---- INFORMATION SUPPLIED

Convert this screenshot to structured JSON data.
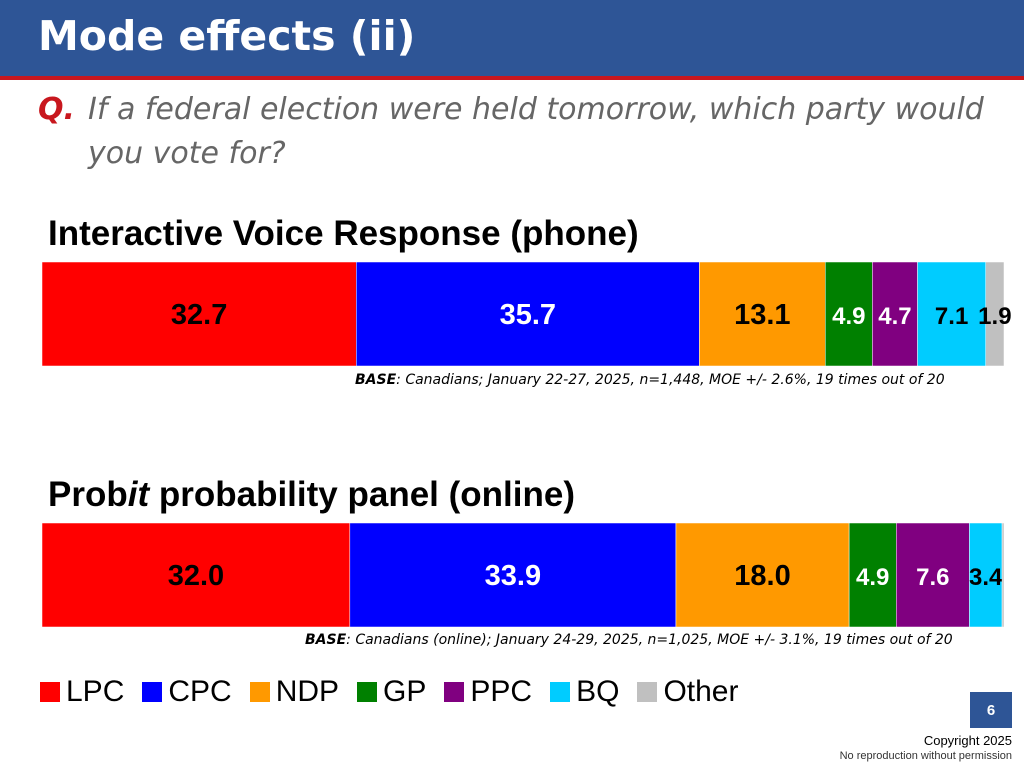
{
  "header": {
    "title": "Mode effects (ii)"
  },
  "question": {
    "label": "Q.",
    "text": "If a federal election were held tomorrow, which party would you vote for?"
  },
  "legend": [
    {
      "label": "LPC",
      "color": "#ff0000"
    },
    {
      "label": "CPC",
      "color": "#0000ff"
    },
    {
      "label": "NDP",
      "color": "#ff9900"
    },
    {
      "label": "GP",
      "color": "#008000"
    },
    {
      "label": "PPC",
      "color": "#800080"
    },
    {
      "label": "BQ",
      "color": "#00ccff"
    },
    {
      "label": "Other",
      "color": "#c0c0c0"
    }
  ],
  "chart_data": [
    {
      "type": "bar",
      "orientation": "horizontal-stacked",
      "title_parts": [
        "Interactive Voice Response (phone)",
        "",
        ""
      ],
      "categories": [
        "LPC",
        "CPC",
        "NDP",
        "GP",
        "PPC",
        "BQ",
        "Other"
      ],
      "values": [
        32.7,
        35.7,
        13.1,
        4.9,
        4.7,
        7.1,
        1.9
      ],
      "labels": [
        "32.7",
        "35.7",
        "13.1",
        "4.9",
        "4.7",
        "7.1",
        "1.9"
      ],
      "base_label": "BASE",
      "base_text": ": Canadians; January 22-27, 2025, n=1,448, MOE +/- 2.6%, 19 times out of 20"
    },
    {
      "type": "bar",
      "orientation": "horizontal-stacked",
      "title_parts": [
        "Prob",
        "it",
        " probability panel (online)"
      ],
      "categories": [
        "LPC",
        "CPC",
        "NDP",
        "GP",
        "PPC",
        "BQ",
        "Other"
      ],
      "values": [
        32.0,
        33.9,
        18.0,
        4.9,
        7.6,
        3.4,
        0.2
      ],
      "labels": [
        "32.0",
        "33.9",
        "18.0",
        "4.9",
        "7.6",
        "3.4",
        ""
      ],
      "base_label": "BASE",
      "base_text": ": Canadians (online); January 24-29, 2025, n=1,025, MOE +/- 3.1%, 19 times out of 20"
    }
  ],
  "footer": {
    "page_number": "6",
    "copyright": "Copyright 2025",
    "no_reproduction": "No reproduction without permission"
  }
}
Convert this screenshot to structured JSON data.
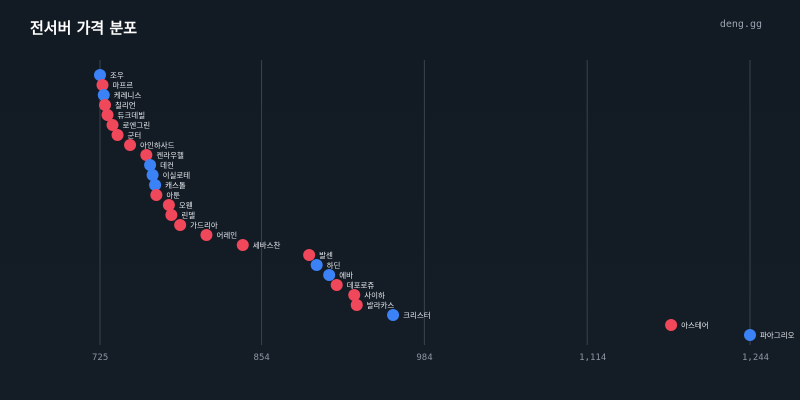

--------

■ OBJECTIVE
Look through the material above. Copy each line where the word "January" appears.

■ EXERCISE ANSWER
      "base_text": ": Canadians; January 22-27, 2025, n=1,448, MOE +/- 2.6%, 19 times out of 20"
      "base_text": ": Canadians (online); January 24-29, 2025, n=1,025, MOE +/- 3.1%, 19 times out of 20"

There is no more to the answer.